Find "What text is on this page?" in the material below, then copy that line and every subsequent line to the end, exactly.

***** Exercise data *****

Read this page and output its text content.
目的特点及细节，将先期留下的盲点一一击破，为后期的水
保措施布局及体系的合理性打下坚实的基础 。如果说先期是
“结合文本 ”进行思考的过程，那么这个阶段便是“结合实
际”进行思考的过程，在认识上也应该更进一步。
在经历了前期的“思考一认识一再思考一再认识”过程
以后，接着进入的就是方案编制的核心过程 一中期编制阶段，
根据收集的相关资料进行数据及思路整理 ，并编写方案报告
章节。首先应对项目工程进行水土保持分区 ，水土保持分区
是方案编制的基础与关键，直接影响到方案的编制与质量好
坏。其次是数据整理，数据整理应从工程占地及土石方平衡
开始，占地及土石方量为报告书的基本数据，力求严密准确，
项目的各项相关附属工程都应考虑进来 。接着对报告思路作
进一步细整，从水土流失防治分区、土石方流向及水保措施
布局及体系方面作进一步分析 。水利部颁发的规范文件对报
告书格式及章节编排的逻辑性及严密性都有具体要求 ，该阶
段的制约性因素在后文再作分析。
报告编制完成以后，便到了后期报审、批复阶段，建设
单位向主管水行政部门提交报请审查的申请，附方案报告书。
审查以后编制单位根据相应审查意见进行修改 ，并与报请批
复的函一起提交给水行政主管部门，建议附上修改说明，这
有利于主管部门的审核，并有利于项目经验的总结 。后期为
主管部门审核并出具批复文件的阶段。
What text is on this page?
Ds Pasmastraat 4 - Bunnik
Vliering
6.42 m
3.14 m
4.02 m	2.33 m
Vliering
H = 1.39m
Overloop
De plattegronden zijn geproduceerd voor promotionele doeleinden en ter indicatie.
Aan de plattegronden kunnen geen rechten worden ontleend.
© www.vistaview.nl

*****

> **Final result**:
What text is on this page?
Ds Pasmastraat 4 - Bunnik
Vliering
6.42 m
3.14 m
4.02 m	2.33 m
Vliering
H = 1.39m
Overloop
De plattegronden zijn geproduceerd voor promotionele doeleinden en ter indicatie.
Aan de plattegronden kunnen geen rechten worden ontleend.
© www.vistaview.nl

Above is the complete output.